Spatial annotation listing
* Start *

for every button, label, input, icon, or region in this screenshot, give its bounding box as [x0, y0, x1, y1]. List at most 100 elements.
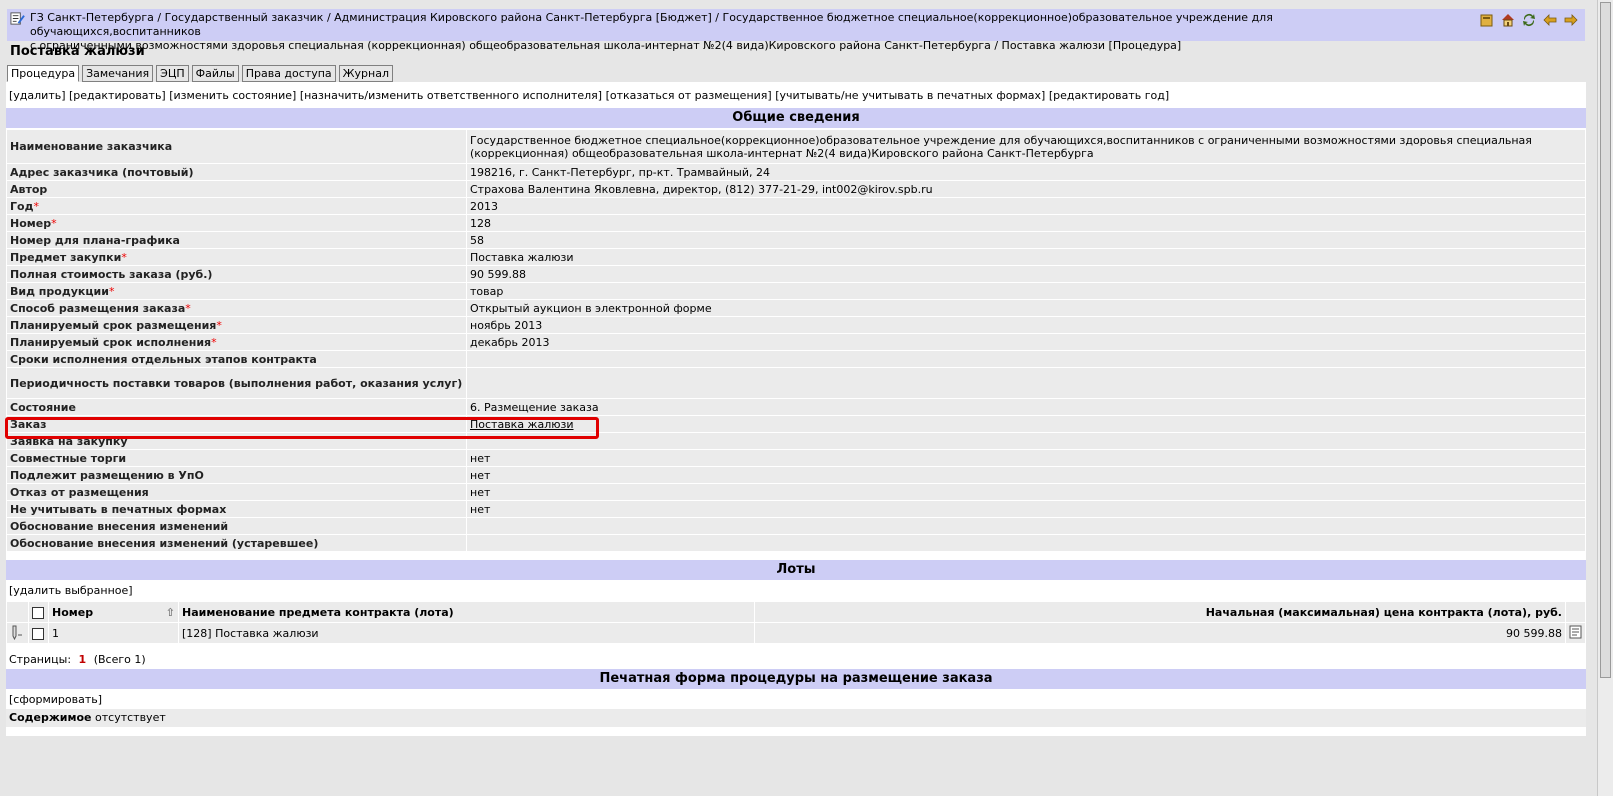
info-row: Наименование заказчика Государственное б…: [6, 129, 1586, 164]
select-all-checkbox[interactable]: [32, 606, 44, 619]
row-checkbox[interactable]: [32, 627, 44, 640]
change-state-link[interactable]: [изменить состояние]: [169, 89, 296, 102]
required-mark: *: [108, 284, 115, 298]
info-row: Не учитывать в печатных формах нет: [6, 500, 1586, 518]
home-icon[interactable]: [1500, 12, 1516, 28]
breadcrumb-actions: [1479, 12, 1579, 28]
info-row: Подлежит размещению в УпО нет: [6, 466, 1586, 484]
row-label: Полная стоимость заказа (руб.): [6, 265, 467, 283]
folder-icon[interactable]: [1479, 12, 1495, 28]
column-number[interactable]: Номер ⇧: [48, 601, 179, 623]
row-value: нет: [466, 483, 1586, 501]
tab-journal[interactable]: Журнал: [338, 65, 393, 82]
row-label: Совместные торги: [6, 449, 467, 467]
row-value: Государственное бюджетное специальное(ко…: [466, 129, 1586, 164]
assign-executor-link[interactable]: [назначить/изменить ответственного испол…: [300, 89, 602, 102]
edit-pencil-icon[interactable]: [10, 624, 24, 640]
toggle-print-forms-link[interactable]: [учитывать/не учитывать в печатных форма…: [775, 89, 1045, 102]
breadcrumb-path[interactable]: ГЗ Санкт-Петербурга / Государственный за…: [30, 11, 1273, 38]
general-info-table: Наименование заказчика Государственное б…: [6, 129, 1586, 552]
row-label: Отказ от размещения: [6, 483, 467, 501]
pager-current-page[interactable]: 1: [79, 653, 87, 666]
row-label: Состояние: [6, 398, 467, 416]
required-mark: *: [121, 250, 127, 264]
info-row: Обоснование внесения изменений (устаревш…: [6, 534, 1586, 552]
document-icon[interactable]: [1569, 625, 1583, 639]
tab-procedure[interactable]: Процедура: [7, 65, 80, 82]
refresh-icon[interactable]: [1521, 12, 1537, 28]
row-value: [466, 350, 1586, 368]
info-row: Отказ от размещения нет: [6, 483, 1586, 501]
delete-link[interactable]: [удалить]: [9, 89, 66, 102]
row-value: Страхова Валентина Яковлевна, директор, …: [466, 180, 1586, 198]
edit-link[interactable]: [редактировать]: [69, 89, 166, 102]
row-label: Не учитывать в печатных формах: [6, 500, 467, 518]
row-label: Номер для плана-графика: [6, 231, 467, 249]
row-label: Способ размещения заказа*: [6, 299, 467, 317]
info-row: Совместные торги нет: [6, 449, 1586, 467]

* End *

### What the exercise asks
Reproduce the lines of this listing exactly as they appear, omitting the pictures from your answer.

### Answer to the task
for every button, label, input, icon, or region in this screenshot, give its bounding box as [x0, y0, x1, y1]. List at most 100 elements.
info-row: Наименование заказчика Государственное б…: [6, 129, 1586, 164]
select-all-checkbox[interactable]: [32, 606, 44, 619]
row-checkbox[interactable]: [32, 627, 44, 640]
change-state-link[interactable]: [изменить состояние]: [169, 89, 296, 102]
required-mark: *: [108, 284, 115, 298]
info-row: Не учитывать в печатных формах нет: [6, 500, 1586, 518]
home-icon[interactable]: [1500, 12, 1516, 28]
breadcrumb-actions: [1479, 12, 1579, 28]
info-row: Подлежит размещению в УпО нет: [6, 466, 1586, 484]
row-label: Полная стоимость заказа (руб.): [6, 265, 467, 283]
folder-icon[interactable]: [1479, 12, 1495, 28]
column-number[interactable]: Номер ⇧: [48, 601, 179, 623]
row-value: нет: [466, 483, 1586, 501]
tab-journal[interactable]: Журнал: [338, 65, 393, 82]
row-label: Совместные торги: [6, 449, 467, 467]
row-value: Государственное бюджетное специальное(ко…: [466, 129, 1586, 164]
assign-executor-link[interactable]: [назначить/изменить ответственного испол…: [300, 89, 602, 102]
edit-pencil-icon[interactable]: [10, 624, 24, 640]
toggle-print-forms-link[interactable]: [учитывать/не учитывать в печатных форма…: [775, 89, 1045, 102]
breadcrumb-path[interactable]: ГЗ Санкт-Петербурга / Государственный за…: [30, 11, 1273, 38]
general-info-table: Наименование заказчика Государственное б…: [6, 129, 1586, 552]
row-label: Отказ от размещения: [6, 483, 467, 501]
pager-current-page[interactable]: 1: [79, 653, 87, 666]
row-label: Состояние: [6, 398, 467, 416]
required-mark: *: [121, 250, 127, 264]
info-row: Обоснование внесения изменений (устаревш…: [6, 534, 1586, 552]
document-icon[interactable]: [1569, 625, 1583, 639]
tab-procedure[interactable]: Процедура: [7, 65, 80, 82]
refresh-icon[interactable]: [1521, 12, 1537, 28]
row-value: [466, 350, 1586, 368]
info-row: Отказ от размещения нет: [6, 483, 1586, 501]
delete-link[interactable]: [удалить]: [9, 89, 66, 102]
row-value: Страхова Валентина Яковлевна, директор, …: [466, 180, 1586, 198]
edit-link[interactable]: [редактировать]: [69, 89, 166, 102]
row-label: Не учитывать в печатных формах: [6, 500, 467, 518]
row-label: Номер для плана-графика: [6, 231, 467, 249]
row-label: Способ размещения заказа*: [6, 299, 467, 317]
info-row: Совместные торги нет: [6, 449, 1586, 467]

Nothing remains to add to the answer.